(Stored records)
____
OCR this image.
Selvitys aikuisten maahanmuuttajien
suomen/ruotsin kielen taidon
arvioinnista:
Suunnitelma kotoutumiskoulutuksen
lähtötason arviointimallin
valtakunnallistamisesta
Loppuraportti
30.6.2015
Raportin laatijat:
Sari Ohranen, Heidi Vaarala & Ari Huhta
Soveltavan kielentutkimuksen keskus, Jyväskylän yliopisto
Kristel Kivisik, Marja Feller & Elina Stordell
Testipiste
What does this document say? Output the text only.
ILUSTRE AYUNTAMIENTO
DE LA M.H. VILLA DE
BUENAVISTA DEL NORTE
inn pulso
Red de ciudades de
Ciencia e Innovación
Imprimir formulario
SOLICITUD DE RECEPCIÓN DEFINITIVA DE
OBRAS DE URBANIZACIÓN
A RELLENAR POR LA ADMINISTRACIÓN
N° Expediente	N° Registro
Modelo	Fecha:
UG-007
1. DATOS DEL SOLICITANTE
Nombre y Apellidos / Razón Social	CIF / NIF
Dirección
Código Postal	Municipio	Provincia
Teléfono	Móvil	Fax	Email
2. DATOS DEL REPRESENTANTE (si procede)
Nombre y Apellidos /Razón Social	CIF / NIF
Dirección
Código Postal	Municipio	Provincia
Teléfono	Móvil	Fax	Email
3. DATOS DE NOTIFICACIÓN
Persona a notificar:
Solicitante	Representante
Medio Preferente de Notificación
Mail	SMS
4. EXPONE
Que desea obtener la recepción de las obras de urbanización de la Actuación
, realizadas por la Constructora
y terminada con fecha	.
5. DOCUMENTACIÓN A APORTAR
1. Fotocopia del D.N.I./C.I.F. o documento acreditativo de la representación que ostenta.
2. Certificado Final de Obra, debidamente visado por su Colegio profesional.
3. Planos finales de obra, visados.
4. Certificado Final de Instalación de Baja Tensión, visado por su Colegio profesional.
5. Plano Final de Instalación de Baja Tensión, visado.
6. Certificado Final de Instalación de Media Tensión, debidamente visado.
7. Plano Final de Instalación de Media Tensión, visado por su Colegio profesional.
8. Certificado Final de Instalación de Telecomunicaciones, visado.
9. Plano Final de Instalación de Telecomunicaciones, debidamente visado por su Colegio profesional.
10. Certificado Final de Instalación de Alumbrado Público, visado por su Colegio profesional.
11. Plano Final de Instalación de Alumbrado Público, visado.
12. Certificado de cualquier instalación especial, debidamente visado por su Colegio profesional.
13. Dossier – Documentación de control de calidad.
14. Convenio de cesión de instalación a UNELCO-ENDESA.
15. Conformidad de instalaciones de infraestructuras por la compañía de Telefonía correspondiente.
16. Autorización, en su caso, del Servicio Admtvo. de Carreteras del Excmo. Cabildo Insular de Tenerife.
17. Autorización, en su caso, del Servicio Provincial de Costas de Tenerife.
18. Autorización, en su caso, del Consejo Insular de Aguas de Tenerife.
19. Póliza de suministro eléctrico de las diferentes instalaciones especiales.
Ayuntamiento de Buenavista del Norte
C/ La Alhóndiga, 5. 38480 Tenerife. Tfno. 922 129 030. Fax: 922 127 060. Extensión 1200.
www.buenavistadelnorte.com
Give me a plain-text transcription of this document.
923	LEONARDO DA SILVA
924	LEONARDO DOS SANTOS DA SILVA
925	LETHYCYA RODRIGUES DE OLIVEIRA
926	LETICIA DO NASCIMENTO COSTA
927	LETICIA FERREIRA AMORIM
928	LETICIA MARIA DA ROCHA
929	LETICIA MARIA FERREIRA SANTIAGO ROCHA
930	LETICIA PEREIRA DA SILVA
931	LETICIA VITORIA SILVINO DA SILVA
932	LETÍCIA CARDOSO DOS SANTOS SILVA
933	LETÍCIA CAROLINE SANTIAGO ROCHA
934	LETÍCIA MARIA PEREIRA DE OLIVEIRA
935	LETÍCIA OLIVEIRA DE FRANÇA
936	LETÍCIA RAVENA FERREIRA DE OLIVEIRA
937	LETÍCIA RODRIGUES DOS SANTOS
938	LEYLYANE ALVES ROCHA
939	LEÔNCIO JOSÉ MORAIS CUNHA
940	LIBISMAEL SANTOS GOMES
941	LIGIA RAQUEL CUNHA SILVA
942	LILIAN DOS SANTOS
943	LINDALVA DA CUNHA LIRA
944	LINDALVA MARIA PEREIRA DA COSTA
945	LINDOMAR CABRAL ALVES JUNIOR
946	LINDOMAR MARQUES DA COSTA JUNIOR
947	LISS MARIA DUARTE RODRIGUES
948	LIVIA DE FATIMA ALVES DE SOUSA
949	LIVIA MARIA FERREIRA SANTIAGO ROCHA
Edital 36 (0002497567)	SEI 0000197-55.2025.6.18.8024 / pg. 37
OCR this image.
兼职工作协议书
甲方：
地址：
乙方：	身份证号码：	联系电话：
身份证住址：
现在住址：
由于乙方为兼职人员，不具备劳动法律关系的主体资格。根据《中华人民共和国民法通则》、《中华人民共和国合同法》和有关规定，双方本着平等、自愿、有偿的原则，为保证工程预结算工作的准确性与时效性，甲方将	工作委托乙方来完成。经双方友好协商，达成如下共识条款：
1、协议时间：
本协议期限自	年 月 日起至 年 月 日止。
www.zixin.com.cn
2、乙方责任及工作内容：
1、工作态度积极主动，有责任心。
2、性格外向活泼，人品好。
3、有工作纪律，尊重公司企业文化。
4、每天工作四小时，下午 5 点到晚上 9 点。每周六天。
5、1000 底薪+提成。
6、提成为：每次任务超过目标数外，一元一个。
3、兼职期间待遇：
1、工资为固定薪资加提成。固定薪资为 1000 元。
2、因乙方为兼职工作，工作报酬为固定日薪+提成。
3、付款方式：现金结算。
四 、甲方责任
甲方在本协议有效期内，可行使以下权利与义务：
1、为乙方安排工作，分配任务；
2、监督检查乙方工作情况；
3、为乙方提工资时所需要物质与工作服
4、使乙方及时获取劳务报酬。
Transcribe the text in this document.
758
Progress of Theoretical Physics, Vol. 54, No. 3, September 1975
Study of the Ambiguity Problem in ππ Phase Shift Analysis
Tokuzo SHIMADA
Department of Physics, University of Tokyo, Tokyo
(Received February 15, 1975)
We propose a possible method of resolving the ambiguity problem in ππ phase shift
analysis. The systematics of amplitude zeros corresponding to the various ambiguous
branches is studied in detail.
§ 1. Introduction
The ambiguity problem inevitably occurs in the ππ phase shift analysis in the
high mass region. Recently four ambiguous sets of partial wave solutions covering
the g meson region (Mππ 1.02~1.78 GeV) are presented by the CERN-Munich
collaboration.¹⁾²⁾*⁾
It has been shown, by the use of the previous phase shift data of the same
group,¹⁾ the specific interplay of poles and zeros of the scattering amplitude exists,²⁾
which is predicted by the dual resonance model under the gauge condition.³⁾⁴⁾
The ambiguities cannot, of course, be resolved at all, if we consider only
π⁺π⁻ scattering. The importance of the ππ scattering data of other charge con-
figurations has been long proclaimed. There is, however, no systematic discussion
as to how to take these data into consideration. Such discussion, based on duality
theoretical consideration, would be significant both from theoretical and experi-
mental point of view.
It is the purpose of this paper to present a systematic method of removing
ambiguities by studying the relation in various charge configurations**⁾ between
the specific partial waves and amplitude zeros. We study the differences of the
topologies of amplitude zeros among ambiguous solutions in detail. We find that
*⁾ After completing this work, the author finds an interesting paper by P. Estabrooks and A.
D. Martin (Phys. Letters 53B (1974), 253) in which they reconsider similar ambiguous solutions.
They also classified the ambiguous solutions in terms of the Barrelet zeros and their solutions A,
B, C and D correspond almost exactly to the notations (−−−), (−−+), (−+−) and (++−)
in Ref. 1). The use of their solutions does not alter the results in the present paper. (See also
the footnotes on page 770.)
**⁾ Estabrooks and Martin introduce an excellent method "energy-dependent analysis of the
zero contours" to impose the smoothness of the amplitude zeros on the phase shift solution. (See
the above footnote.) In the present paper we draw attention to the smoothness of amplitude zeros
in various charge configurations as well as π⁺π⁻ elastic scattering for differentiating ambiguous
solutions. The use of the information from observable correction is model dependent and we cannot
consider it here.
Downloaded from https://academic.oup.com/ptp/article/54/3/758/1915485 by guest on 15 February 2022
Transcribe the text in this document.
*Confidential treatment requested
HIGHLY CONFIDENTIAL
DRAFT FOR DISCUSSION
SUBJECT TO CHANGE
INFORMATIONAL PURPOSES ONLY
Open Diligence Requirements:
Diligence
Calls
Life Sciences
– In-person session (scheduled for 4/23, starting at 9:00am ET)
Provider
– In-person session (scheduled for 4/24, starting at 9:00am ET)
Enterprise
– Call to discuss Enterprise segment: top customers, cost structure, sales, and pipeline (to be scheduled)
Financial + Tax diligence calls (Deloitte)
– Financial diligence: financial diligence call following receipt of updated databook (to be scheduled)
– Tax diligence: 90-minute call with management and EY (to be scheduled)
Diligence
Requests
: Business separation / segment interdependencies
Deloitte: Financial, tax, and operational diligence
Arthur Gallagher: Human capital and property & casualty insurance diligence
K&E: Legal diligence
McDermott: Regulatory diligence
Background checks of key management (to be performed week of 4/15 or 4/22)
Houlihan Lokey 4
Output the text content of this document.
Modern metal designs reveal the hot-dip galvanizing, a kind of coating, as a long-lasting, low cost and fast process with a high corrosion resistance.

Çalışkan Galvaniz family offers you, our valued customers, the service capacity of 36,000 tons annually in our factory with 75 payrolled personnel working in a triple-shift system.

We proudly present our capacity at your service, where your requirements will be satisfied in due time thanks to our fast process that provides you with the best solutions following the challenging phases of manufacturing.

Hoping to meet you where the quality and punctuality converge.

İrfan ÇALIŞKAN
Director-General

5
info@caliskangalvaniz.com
____
§ What the exercise asks:
Reproduce only those lines of the entries above that run from the line with "Output the text content of this document." to the final line.

§ Solution for this exercise:
Output the text content of this document.
Modern metal designs reveal the hot-dip galvanizing, a kind of coating, as a long-lasting, low cost and fast process with a high corrosion resistance.

Çalışkan Galvaniz family offers you, our valued customers, the service capacity of 36,000 tons annually in our factory with 75 payrolled personnel working in a triple-shift system.

We proudly present our capacity at your service, where your requirements will be satisfied in due time thanks to our fast process that provides you with the best solutions following the challenging phases of manufacturing.

Hoping to meet you where the quality and punctuality converge.

İrfan ÇALIŞKAN
Director-General

5
info@caliskangalvaniz.com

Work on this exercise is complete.